--- start of Given records ---
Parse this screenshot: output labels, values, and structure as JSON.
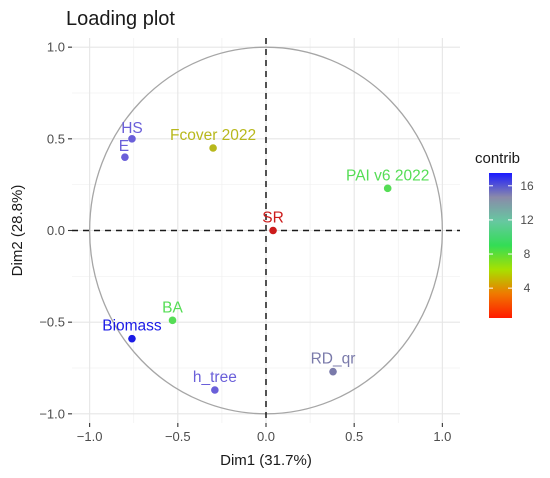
{
  "chart_data": {
    "type": "scatter",
    "title": "Loading plot",
    "xlabel": "Dim1 (31.7%)",
    "ylabel": "Dim2 (28.8%)",
    "xlim": [
      -1.1,
      1.1
    ],
    "ylim": [
      -1.05,
      1.05
    ],
    "x_ticks": [
      -1.0,
      -0.5,
      0.0,
      0.5,
      1.0
    ],
    "x_tick_labels": [
      "−1.0",
      "−0.5",
      "0.0",
      "0.5",
      "1.0"
    ],
    "y_ticks": [
      -1.0,
      -0.5,
      0.0,
      0.5,
      1.0
    ],
    "y_tick_labels": [
      "−1.0",
      "−0.5",
      "0.0",
      "0.5",
      "1.0"
    ],
    "grid": true,
    "unit_circle": true,
    "reference_lines": [
      0,
      0
    ],
    "points": [
      {
        "label": "HS",
        "x": -0.76,
        "y": 0.5,
        "contrib": 14,
        "color": "#6a5fd9"
      },
      {
        "label": "E",
        "x": -0.8,
        "y": 0.4,
        "contrib": 14,
        "color": "#6a5fd9"
      },
      {
        "label": "Fcover 2022",
        "x": -0.3,
        "y": 0.45,
        "contrib": 7,
        "color": "#b8b81c"
      },
      {
        "label": "PAI v6 2022",
        "x": 0.69,
        "y": 0.23,
        "contrib": 9.5,
        "color": "#55dd55"
      },
      {
        "label": "SR",
        "x": 0.04,
        "y": 0.0,
        "contrib": 1,
        "color": "#cc1b1b"
      },
      {
        "label": "BA",
        "x": -0.53,
        "y": -0.49,
        "contrib": 10,
        "color": "#55dd55"
      },
      {
        "label": "Biomass",
        "x": -0.76,
        "y": -0.59,
        "contrib": 17,
        "color": "#1a1ae6"
      },
      {
        "label": "h_tree",
        "x": -0.29,
        "y": -0.87,
        "contrib": 15,
        "color": "#6a5fd9"
      },
      {
        "label": "RD_qr",
        "x": 0.38,
        "y": -0.77,
        "contrib": 12.5,
        "color": "#7a7aaa"
      }
    ],
    "legend": {
      "title": "contrib",
      "placement": "right",
      "ticks": [
        4,
        8,
        12,
        16
      ],
      "range": [
        0.5,
        17.5
      ],
      "gradient": [
        "#ff1a00",
        "#f07800",
        "#a8e000",
        "#33dd55",
        "#66c8a0",
        "#8a8aaa",
        "#1a1aff"
      ]
    }
  }
}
--- end of Given records ---
» **Objective**
Reproduce all of the material above word for word. Omit the pictures.

» **Output**
Parse this screenshot: output labels, values, and structure as JSON.
{
  "chart_data": {
    "type": "scatter",
    "title": "Loading plot",
    "xlabel": "Dim1 (31.7%)",
    "ylabel": "Dim2 (28.8%)",
    "xlim": [
      -1.1,
      1.1
    ],
    "ylim": [
      -1.05,
      1.05
    ],
    "x_ticks": [
      -1.0,
      -0.5,
      0.0,
      0.5,
      1.0
    ],
    "x_tick_labels": [
      "−1.0",
      "−0.5",
      "0.0",
      "0.5",
      "1.0"
    ],
    "y_ticks": [
      -1.0,
      -0.5,
      0.0,
      0.5,
      1.0
    ],
    "y_tick_labels": [
      "−1.0",
      "−0.5",
      "0.0",
      "0.5",
      "1.0"
    ],
    "grid": true,
    "unit_circle": true,
    "reference_lines": [
      0,
      0
    ],
    "points": [
      {
        "label": "HS",
        "x": -0.76,
        "y": 0.5,
        "contrib": 14,
        "color": "#6a5fd9"
      },
      {
        "label": "E",
        "x": -0.8,
        "y": 0.4,
        "contrib": 14,
        "color": "#6a5fd9"
      },
      {
        "label": "Fcover 2022",
        "x": -0.3,
        "y": 0.45,
        "contrib": 7,
        "color": "#b8b81c"
      },
      {
        "label": "PAI v6 2022",
        "x": 0.69,
        "y": 0.23,
        "contrib": 9.5,
        "color": "#55dd55"
      },
      {
        "label": "SR",
        "x": 0.04,
        "y": 0.0,
        "contrib": 1,
        "color": "#cc1b1b"
      },
      {
        "label": "BA",
        "x": -0.53,
        "y": -0.49,
        "contrib": 10,
        "color": "#55dd55"
      },
      {
        "label": "Biomass",
        "x": -0.76,
        "y": -0.59,
        "contrib": 17,
        "color": "#1a1ae6"
      },
      {
        "label": "h_tree",
        "x": -0.29,
        "y": -0.87,
        "contrib": 15,
        "color": "#6a5fd9"
      },
      {
        "label": "RD_qr",
        "x": 0.38,
        "y": -0.77,
        "contrib": 12.5,
        "color": "#7a7aaa"
      }
    ],
    "legend": {
      "title": "contrib",
      "placement": "right",
      "ticks": [
        4,
        8,
        12,
        16
      ],
      "range": [
        0.5,
        17.5
      ],
      "gradient": [
        "#ff1a00",
        "#f07800",
        "#a8e000",
        "#33dd55",
        "#66c8a0",
        "#8a8aaa",
        "#1a1aff"
      ]
    }
  }
}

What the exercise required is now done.